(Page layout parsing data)
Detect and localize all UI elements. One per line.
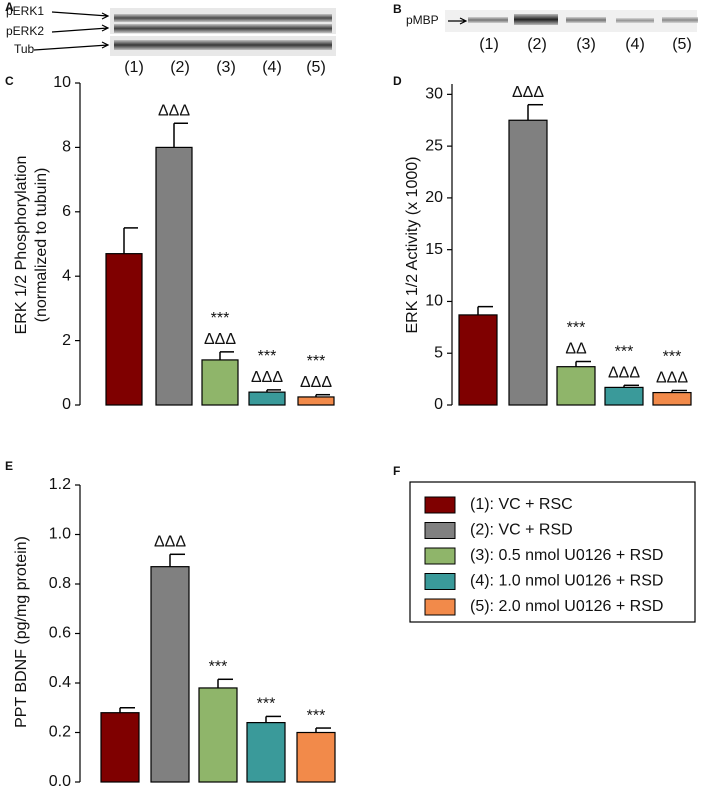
- lane-label: (2): [527, 36, 547, 53]
- y-tick-label: 10: [53, 74, 71, 91]
- lane-label: (1): [124, 59, 144, 76]
- significance-label: ***: [257, 696, 276, 713]
- y-tick-label: 0: [434, 396, 443, 413]
- y-tick-label: 5: [434, 344, 443, 361]
- y-tick-label: 0.0: [49, 773, 71, 790]
- y-tick-label: 0.2: [49, 724, 71, 741]
- lane-label: (5): [672, 36, 692, 53]
- significance-label: ***: [209, 659, 228, 676]
- y-axis-label: (normalized to tubuin): [33, 168, 50, 323]
- significance-label: ***: [615, 344, 634, 361]
- significance-label: ΔΔΔ: [608, 365, 640, 382]
- y-tick-label: 30: [425, 86, 443, 103]
- significance-label: ΔΔΔ: [300, 374, 332, 391]
- bar: [105, 253, 143, 406]
- panel-letter: B: [393, 2, 402, 16]
- y-tick-label: 0: [62, 396, 71, 413]
- bar: [150, 566, 190, 783]
- significance-label: ***: [663, 349, 682, 366]
- legend-swatch: [424, 547, 456, 565]
- significance-label: ΔΔΔ: [154, 534, 186, 551]
- panel-letter: D: [393, 74, 402, 88]
- bar: [604, 386, 644, 406]
- panel-letter: E: [5, 459, 13, 473]
- y-tick-label: 15: [425, 241, 443, 258]
- y-tick-label: 4: [62, 267, 71, 284]
- legend-label: (3): 0.5 nmol U0126 + RSD: [470, 547, 663, 564]
- significance-label: ***: [211, 310, 230, 327]
- y-tick-label: 0.8: [49, 575, 71, 592]
- y-tick-label: 25: [425, 137, 443, 154]
- legend-label: (2): VC + RSD: [470, 522, 573, 539]
- lane-label: (4): [262, 59, 282, 76]
- bar: [297, 396, 335, 406]
- y-tick-label: 2: [62, 332, 71, 349]
- significance-label: ΔΔ: [565, 341, 587, 358]
- legend-swatch: [424, 522, 456, 539]
- bar: [198, 687, 238, 783]
- bar: [246, 721, 286, 783]
- legend-swatch: [424, 598, 456, 616]
- bar: [652, 391, 692, 406]
- bar: [248, 391, 286, 406]
- bar: [155, 146, 193, 406]
- lane-label: (2): [170, 59, 190, 76]
- significance-label: ΔΔΔ: [204, 331, 236, 348]
- panel-letter: A: [5, 0, 14, 14]
- band-label: Tub: [14, 42, 35, 56]
- legend-box: [409, 481, 696, 623]
- significance-label: ΔΔΔ: [512, 84, 544, 101]
- bar: [100, 712, 140, 783]
- y-axis-label: ERK 1/2 Phosphorylation: [13, 156, 30, 335]
- significance-label: ***: [567, 320, 586, 337]
- lane-label: (4): [625, 36, 645, 53]
- band-label: pERK2: [6, 24, 44, 38]
- significance-label: ***: [258, 348, 277, 365]
- band-label: pMBP: [406, 13, 439, 27]
- legend-swatch: [424, 573, 456, 590]
- bar: [556, 366, 596, 406]
- bar: [296, 731, 336, 783]
- y-tick-label: 1.0: [49, 526, 71, 543]
- bar: [201, 359, 239, 406]
- y-tick-label: 0.4: [49, 674, 71, 691]
- significance-label: ΔΔΔ: [158, 102, 190, 119]
- y-tick-label: 10: [425, 293, 443, 310]
- legend-swatch: [424, 496, 456, 514]
- significance-label: ΔΔΔ: [251, 369, 283, 386]
- lane-label: (1): [479, 36, 499, 53]
- y-tick-label: 8: [62, 139, 71, 156]
- legend-label: (1): VC + RSC: [470, 496, 573, 513]
- lane-label: (5): [306, 59, 326, 76]
- legend-label: (5): 2.0 nmol U0126 + RSD: [470, 598, 663, 615]
- y-tick-label: 1.2: [49, 476, 71, 493]
- panel-letter: C: [5, 74, 14, 88]
- significance-label: ΔΔΔ: [656, 370, 688, 387]
- lane-label: (3): [576, 36, 596, 53]
- y-tick-label: 20: [425, 189, 443, 206]
- y-axis-label: PPT BDNF (pg/mg protein): [13, 536, 30, 728]
- blot-b: [445, 10, 698, 32]
- significance-label: ***: [307, 707, 326, 724]
- legend-label: (4): 1.0 nmol U0126 + RSD: [470, 573, 663, 590]
- y-tick-label: 0.6: [49, 625, 71, 642]
- blot-a: [110, 8, 336, 56]
- arrows: [33, 11, 468, 51]
- band-label: pERK1: [6, 4, 44, 18]
- bar: [458, 314, 498, 406]
- panel-letter: F: [393, 464, 400, 478]
- y-axis-label: ERK 1/2 Activity (x 1000): [404, 157, 421, 334]
- y-tick-label: 6: [62, 203, 71, 220]
- lane-label: (3): [216, 59, 236, 76]
- bar: [508, 119, 548, 406]
- significance-label: ***: [307, 353, 326, 370]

Work task
Locate the word "band" in the data above. Copy every line carrying it.

Response area
- band-label: Tub: [14, 42, 35, 56]
- band-label: pERK2: [6, 24, 44, 38]
- band-label: pMBP: [406, 13, 439, 27]
- band-label: pERK1: [6, 4, 44, 18]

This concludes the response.